■ Work to do
Give back the full listing verbatim, apart from its images.
───── Dataset content
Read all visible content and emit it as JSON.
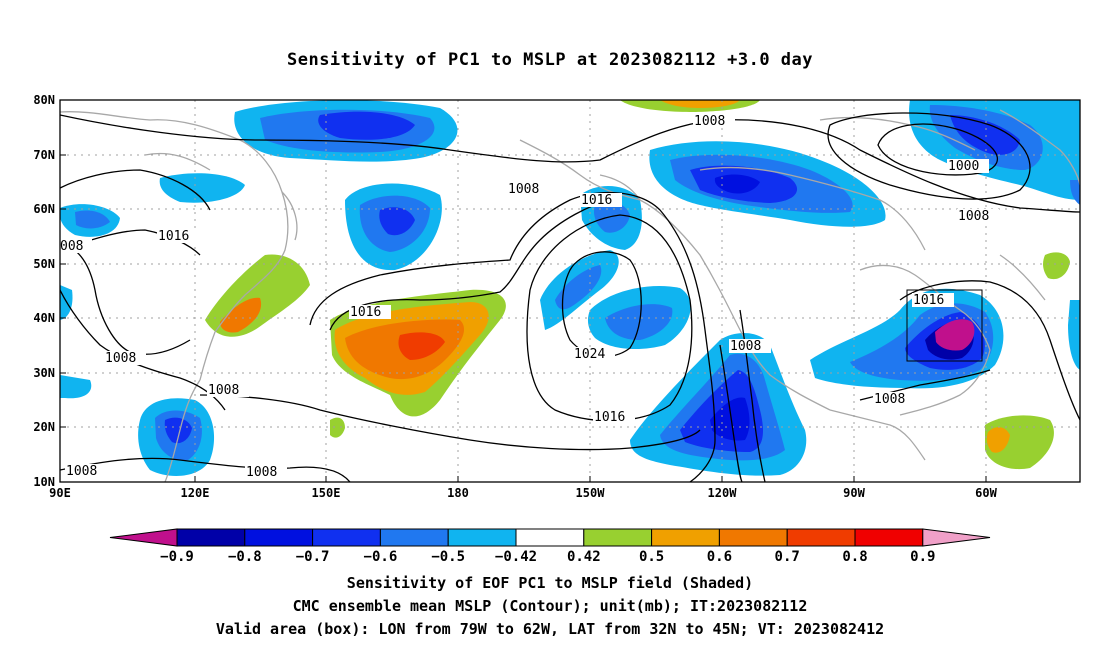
{
  "title": "Sensitivity of PC1 to MSLP at 2023082112 +3.0 day",
  "map": {
    "lat_labels": [
      "80N",
      "70N",
      "60N",
      "50N",
      "40N",
      "30N",
      "20N",
      "10N"
    ],
    "lon_labels": [
      "90E",
      "120E",
      "150E",
      "180",
      "150W",
      "120W",
      "90W",
      "60W"
    ],
    "contour_labels": [
      {
        "text": "1008",
        "name": "contour-label-1008-a"
      },
      {
        "text": "1000",
        "name": "contour-label-1000"
      },
      {
        "text": "1008",
        "name": "contour-label-1008-b"
      },
      {
        "text": "1008",
        "name": "contour-label-1008-c"
      },
      {
        "text": "1016",
        "name": "contour-label-1016-a"
      },
      {
        "text": "1016",
        "name": "contour-label-1016-b"
      },
      {
        "text": "008",
        "name": "contour-label-008"
      },
      {
        "text": "1016",
        "name": "contour-label-1016-c"
      },
      {
        "text": "1016",
        "name": "contour-label-1016-d"
      },
      {
        "text": "1024",
        "name": "contour-label-1024"
      },
      {
        "text": "1008",
        "name": "contour-label-1008-d"
      },
      {
        "text": "1008",
        "name": "contour-label-1008-e"
      },
      {
        "text": "1008",
        "name": "contour-label-1008-f"
      },
      {
        "text": "1016",
        "name": "contour-label-1016-e"
      },
      {
        "text": "1008",
        "name": "contour-label-1008-g"
      },
      {
        "text": "1008",
        "name": "contour-label-1008-h"
      },
      {
        "text": "1008",
        "name": "contour-label-1008-i"
      }
    ]
  },
  "colorbar": {
    "labels": [
      "-0.9",
      "-0.8",
      "-0.7",
      "-0.6",
      "-0.5",
      "-0.42",
      "0.42",
      "0.5",
      "0.6",
      "0.7",
      "0.8",
      "0.9"
    ],
    "colors": [
      "#c0108c",
      "#0000a8",
      "#0010e0",
      "#1030f0",
      "#2078f0",
      "#10b4f0",
      "#ffffff",
      "#98d030",
      "#f0a000",
      "#f07800",
      "#f03c00",
      "#f00000",
      "#f0a0c8"
    ]
  },
  "footer": {
    "line1": "Sensitivity of EOF PC1 to MSLP field (Shaded)",
    "line2": "CMC ensemble mean MSLP (Contour); unit(mb); IT:2023082112",
    "line3": "Valid area (box): LON from 79W to 62W, LAT from 32N to 45N; VT: 2023082412"
  }
}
──────────
■ In response
Read all visible content and emit it as JSON.
{
  "title": "Sensitivity of PC1 to MSLP at 2023082112 +3.0 day",
  "map": {
    "lat_labels": [
      "80N",
      "70N",
      "60N",
      "50N",
      "40N",
      "30N",
      "20N",
      "10N"
    ],
    "lon_labels": [
      "90E",
      "120E",
      "150E",
      "180",
      "150W",
      "120W",
      "90W",
      "60W"
    ],
    "contour_labels": [
      {
        "text": "1008",
        "name": "contour-label-1008-a"
      },
      {
        "text": "1000",
        "name": "contour-label-1000"
      },
      {
        "text": "1008",
        "name": "contour-label-1008-b"
      },
      {
        "text": "1008",
        "name": "contour-label-1008-c"
      },
      {
        "text": "1016",
        "name": "contour-label-1016-a"
      },
      {
        "text": "1016",
        "name": "contour-label-1016-b"
      },
      {
        "text": "008",
        "name": "contour-label-008"
      },
      {
        "text": "1016",
        "name": "contour-label-1016-c"
      },
      {
        "text": "1016",
        "name": "contour-label-1016-d"
      },
      {
        "text": "1024",
        "name": "contour-label-1024"
      },
      {
        "text": "1008",
        "name": "contour-label-1008-d"
      },
      {
        "text": "1008",
        "name": "contour-label-1008-e"
      },
      {
        "text": "1008",
        "name": "contour-label-1008-f"
      },
      {
        "text": "1016",
        "name": "contour-label-1016-e"
      },
      {
        "text": "1008",
        "name": "contour-label-1008-g"
      },
      {
        "text": "1008",
        "name": "contour-label-1008-h"
      },
      {
        "text": "1008",
        "name": "contour-label-1008-i"
      }
    ]
  },
  "colorbar": {
    "labels": [
      "-0.9",
      "-0.8",
      "-0.7",
      "-0.6",
      "-0.5",
      "-0.42",
      "0.42",
      "0.5",
      "0.6",
      "0.7",
      "0.8",
      "0.9"
    ],
    "colors": [
      "#c0108c",
      "#0000a8",
      "#0010e0",
      "#1030f0",
      "#2078f0",
      "#10b4f0",
      "#ffffff",
      "#98d030",
      "#f0a000",
      "#f07800",
      "#f03c00",
      "#f00000",
      "#f0a0c8"
    ]
  },
  "footer": {
    "line1": "Sensitivity of EOF PC1 to MSLP field (Shaded)",
    "line2": "CMC ensemble mean MSLP (Contour); unit(mb); IT:2023082112",
    "line3": "Valid area (box): LON from 79W to 62W, LAT from 32N to 45N; VT: 2023082412"
  }
}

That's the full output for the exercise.